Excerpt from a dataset
^^^^^^^^

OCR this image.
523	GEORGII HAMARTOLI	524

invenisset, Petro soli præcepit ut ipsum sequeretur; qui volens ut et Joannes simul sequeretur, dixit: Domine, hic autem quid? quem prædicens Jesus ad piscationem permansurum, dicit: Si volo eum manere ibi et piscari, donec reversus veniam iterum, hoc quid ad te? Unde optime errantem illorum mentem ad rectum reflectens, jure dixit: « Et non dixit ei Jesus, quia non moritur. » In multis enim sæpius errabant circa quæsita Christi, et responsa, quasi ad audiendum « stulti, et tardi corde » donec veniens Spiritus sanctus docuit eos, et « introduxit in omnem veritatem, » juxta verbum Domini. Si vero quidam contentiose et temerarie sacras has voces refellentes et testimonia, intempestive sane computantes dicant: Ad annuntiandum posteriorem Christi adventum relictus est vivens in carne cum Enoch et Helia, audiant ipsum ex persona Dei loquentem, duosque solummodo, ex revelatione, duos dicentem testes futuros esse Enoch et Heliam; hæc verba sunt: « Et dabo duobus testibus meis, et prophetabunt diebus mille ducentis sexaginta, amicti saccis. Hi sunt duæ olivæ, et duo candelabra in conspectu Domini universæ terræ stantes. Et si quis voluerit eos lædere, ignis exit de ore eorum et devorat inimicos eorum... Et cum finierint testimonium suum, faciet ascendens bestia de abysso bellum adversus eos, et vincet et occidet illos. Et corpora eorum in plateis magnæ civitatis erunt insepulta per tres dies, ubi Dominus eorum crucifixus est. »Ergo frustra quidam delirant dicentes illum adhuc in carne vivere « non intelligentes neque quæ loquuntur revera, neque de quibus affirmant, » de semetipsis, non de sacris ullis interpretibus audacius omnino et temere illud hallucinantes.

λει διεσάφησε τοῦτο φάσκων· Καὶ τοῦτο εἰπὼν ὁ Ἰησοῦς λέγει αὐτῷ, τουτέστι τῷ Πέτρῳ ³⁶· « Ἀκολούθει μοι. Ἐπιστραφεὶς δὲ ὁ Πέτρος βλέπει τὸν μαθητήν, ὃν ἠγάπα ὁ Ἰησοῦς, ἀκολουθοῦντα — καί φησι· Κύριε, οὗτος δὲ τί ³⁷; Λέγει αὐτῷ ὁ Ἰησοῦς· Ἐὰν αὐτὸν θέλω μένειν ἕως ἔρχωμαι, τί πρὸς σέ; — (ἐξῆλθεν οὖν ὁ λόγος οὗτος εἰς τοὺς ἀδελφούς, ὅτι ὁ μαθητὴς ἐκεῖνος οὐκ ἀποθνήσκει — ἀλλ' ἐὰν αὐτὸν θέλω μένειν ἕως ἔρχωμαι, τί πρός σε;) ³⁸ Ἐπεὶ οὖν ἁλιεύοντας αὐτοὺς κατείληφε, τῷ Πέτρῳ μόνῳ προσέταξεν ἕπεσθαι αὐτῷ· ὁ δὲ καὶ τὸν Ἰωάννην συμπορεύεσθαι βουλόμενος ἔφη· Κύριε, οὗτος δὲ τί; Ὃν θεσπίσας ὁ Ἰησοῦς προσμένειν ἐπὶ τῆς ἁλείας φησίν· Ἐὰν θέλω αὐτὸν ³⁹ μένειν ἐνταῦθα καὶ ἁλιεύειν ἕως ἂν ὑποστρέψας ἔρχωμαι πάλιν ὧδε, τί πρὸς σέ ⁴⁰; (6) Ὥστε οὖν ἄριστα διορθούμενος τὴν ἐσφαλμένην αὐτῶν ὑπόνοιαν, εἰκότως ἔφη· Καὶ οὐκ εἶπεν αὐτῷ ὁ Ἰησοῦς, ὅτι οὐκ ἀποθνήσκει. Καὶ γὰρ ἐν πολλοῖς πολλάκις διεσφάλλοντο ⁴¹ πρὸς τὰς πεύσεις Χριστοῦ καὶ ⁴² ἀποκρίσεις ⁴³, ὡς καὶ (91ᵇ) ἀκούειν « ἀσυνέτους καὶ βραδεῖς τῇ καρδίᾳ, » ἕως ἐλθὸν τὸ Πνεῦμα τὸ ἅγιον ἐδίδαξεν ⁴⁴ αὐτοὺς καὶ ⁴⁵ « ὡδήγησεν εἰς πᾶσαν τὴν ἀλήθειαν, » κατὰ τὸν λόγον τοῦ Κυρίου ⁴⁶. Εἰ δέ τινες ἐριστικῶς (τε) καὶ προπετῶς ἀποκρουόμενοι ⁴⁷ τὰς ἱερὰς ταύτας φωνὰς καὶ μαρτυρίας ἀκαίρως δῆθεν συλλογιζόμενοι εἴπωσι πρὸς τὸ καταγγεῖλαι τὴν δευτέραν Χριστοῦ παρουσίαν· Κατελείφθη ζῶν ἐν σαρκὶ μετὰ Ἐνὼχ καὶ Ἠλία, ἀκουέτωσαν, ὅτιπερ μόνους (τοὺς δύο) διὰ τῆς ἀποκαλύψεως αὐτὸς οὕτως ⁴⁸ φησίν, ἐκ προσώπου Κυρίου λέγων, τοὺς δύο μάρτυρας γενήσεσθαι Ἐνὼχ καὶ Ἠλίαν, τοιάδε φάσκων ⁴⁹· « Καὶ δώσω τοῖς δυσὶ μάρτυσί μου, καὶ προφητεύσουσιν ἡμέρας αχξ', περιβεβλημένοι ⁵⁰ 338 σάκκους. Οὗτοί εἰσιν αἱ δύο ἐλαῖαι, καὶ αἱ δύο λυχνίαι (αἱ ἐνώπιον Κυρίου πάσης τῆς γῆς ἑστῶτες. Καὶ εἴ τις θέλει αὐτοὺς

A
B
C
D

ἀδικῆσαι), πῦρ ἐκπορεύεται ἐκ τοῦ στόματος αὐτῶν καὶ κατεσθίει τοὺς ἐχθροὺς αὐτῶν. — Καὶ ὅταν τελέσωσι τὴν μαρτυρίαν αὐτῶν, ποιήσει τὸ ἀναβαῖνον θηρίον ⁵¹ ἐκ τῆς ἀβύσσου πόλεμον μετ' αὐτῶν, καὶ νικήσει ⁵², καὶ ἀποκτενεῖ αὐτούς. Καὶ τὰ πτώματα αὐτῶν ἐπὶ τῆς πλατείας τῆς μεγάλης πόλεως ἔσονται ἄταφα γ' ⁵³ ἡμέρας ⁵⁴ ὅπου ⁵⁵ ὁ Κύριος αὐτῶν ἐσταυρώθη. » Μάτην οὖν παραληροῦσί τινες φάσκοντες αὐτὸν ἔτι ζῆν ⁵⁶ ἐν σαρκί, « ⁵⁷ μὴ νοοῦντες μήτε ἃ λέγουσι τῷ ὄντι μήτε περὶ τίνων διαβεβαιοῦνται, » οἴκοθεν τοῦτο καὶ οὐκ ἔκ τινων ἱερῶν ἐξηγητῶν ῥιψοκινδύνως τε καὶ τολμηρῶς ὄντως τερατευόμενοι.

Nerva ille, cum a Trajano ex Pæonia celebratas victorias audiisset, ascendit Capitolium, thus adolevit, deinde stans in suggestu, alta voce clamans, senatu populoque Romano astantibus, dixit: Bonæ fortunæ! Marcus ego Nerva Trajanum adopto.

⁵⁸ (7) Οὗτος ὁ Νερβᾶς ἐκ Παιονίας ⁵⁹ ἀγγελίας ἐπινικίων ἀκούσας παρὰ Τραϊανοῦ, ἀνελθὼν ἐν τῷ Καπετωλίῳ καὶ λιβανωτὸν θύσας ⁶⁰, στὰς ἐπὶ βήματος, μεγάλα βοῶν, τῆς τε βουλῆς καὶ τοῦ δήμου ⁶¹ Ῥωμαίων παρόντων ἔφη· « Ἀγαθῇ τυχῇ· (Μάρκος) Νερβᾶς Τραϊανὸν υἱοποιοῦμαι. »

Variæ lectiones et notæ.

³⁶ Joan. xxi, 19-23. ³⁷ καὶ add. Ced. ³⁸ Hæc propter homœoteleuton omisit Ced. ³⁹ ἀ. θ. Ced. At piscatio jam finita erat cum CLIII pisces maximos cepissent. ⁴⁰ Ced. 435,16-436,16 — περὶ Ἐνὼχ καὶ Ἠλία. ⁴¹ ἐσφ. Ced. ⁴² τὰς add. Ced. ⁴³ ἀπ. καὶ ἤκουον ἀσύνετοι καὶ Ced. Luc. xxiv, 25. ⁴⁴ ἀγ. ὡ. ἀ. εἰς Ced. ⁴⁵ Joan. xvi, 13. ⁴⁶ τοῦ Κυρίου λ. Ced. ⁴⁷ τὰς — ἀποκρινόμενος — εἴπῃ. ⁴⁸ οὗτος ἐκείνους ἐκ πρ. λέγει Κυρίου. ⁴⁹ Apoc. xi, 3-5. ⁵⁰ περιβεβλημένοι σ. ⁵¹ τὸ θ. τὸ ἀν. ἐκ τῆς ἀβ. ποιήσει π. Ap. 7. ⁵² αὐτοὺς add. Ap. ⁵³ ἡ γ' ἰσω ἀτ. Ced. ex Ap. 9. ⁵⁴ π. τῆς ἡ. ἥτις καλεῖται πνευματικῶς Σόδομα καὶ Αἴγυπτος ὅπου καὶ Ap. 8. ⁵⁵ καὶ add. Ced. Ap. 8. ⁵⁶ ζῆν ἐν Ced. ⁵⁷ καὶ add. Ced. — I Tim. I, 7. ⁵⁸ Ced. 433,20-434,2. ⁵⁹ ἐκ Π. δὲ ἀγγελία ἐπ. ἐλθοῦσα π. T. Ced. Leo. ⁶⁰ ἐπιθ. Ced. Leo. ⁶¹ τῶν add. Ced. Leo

^^^^^^^^

Given task
Say how many lines in this material hold "περὶ", and say nothing else.

Written reply
2